* begin Records for this task *

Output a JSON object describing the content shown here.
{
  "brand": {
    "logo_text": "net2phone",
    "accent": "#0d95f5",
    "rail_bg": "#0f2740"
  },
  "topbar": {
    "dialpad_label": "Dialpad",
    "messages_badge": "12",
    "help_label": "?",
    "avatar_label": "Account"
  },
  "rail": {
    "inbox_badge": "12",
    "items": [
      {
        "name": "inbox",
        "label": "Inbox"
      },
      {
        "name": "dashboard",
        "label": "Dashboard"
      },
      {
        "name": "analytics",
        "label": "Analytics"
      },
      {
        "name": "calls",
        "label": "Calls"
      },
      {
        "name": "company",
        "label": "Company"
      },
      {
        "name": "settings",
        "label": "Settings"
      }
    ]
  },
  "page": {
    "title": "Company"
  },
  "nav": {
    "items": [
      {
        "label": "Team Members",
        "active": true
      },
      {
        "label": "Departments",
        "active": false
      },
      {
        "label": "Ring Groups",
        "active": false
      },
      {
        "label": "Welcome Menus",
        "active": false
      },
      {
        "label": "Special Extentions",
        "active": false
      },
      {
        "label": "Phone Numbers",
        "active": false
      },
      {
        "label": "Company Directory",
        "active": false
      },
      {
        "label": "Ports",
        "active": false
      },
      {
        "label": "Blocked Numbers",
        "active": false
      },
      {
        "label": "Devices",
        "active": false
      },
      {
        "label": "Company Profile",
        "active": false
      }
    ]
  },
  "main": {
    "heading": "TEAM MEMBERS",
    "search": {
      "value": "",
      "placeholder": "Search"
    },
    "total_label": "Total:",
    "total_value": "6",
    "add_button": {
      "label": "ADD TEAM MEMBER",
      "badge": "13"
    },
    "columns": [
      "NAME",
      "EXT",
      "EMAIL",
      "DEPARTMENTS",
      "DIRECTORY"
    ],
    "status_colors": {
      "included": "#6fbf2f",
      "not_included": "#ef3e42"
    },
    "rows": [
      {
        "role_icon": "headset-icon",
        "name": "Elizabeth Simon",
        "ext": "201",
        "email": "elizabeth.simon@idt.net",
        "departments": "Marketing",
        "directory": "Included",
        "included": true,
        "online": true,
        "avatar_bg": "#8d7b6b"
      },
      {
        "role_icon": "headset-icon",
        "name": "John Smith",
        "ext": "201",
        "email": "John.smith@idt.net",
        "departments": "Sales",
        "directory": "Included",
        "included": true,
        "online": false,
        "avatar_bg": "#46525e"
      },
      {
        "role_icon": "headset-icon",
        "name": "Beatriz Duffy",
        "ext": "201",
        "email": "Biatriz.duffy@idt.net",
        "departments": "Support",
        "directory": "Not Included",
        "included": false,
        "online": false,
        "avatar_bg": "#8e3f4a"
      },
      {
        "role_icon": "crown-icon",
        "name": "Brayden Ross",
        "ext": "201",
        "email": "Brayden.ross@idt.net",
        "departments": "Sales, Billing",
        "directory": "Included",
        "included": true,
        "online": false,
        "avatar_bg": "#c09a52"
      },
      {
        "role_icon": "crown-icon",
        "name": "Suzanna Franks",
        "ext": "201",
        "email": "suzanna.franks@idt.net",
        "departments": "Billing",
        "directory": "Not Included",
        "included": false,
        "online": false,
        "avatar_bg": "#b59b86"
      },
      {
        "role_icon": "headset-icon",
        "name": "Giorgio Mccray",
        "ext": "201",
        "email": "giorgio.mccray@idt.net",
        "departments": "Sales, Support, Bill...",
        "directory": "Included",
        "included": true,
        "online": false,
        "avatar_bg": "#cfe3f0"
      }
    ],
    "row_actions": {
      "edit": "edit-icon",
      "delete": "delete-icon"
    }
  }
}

* end Records for this task *

Set task:
Transcribe all of the material exactly. Omit nothing.

Answer to the exercise:
Output a JSON object describing the content shown here.
{
  "brand": {
    "logo_text": "net2phone",
    "accent": "#0d95f5",
    "rail_bg": "#0f2740"
  },
  "topbar": {
    "dialpad_label": "Dialpad",
    "messages_badge": "12",
    "help_label": "?",
    "avatar_label": "Account"
  },
  "rail": {
    "inbox_badge": "12",
    "items": [
      {
        "name": "inbox",
        "label": "Inbox"
      },
      {
        "name": "dashboard",
        "label": "Dashboard"
      },
      {
        "name": "analytics",
        "label": "Analytics"
      },
      {
        "name": "calls",
        "label": "Calls"
      },
      {
        "name": "company",
        "label": "Company"
      },
      {
        "name": "settings",
        "label": "Settings"
      }
    ]
  },
  "page": {
    "title": "Company"
  },
  "nav": {
    "items": [
      {
        "label": "Team Members",
        "active": true
      },
      {
        "label": "Departments",
        "active": false
      },
      {
        "label": "Ring Groups",
        "active": false
      },
      {
        "label": "Welcome Menus",
        "active": false
      },
      {
        "label": "Special Extentions",
        "active": false
      },
      {
        "label": "Phone Numbers",
        "active": false
      },
      {
        "label": "Company Directory",
        "active": false
      },
      {
        "label": "Ports",
        "active": false
      },
      {
        "label": "Blocked Numbers",
        "active": false
      },
      {
        "label": "Devices",
        "active": false
      },
      {
        "label": "Company Profile",
        "active": false
      }
    ]
  },
  "main": {
    "heading": "TEAM MEMBERS",
    "search": {
      "value": "",
      "placeholder": "Search"
    },
    "total_label": "Total:",
    "total_value": "6",
    "add_button": {
      "label": "ADD TEAM MEMBER",
      "badge": "13"
    },
    "columns": [
      "NAME",
      "EXT",
      "EMAIL",
      "DEPARTMENTS",
      "DIRECTORY"
    ],
    "status_colors": {
      "included": "#6fbf2f",
      "not_included": "#ef3e42"
    },
    "rows": [
      {
        "role_icon": "headset-icon",
        "name": "Elizabeth Simon",
        "ext": "201",
        "email": "elizabeth.simon@idt.net",
        "departments": "Marketing",
        "directory": "Included",
        "included": true,
        "online": true,
        "avatar_bg": "#8d7b6b"
      },
      {
        "role_icon": "headset-icon",
        "name": "John Smith",
        "ext": "201",
        "email": "John.smith@idt.net",
        "departments": "Sales",
        "directory": "Included",
        "included": true,
        "online": false,
        "avatar_bg": "#46525e"
      },
      {
        "role_icon": "headset-icon",
        "name": "Beatriz Duffy",
        "ext": "201",
        "email": "Biatriz.duffy@idt.net",
        "departments": "Support",
        "directory": "Not Included",
        "included": false,
        "online": false,
        "avatar_bg": "#8e3f4a"
      },
      {
        "role_icon": "crown-icon",
        "name": "Brayden Ross",
        "ext": "201",
        "email": "Brayden.ross@idt.net",
        "departments": "Sales, Billing",
        "directory": "Included",
        "included": true,
        "online": false,
        "avatar_bg": "#c09a52"
      },
      {
        "role_icon": "crown-icon",
        "name": "Suzanna Franks",
        "ext": "201",
        "email": "suzanna.franks@idt.net",
        "departments": "Billing",
        "directory": "Not Included",
        "included": false,
        "online": false,
        "avatar_bg": "#b59b86"
      },
      {
        "role_icon": "headset-icon",
        "name": "Giorgio Mccray",
        "ext": "201",
        "email": "giorgio.mccray@idt.net",
        "departments": "Sales, Support, Bill...",
        "directory": "Included",
        "included": true,
        "online": false,
        "avatar_bg": "#cfe3f0"
      }
    ],
    "row_actions": {
      "edit": "edit-icon",
      "delete": "delete-icon"
    }
  }
}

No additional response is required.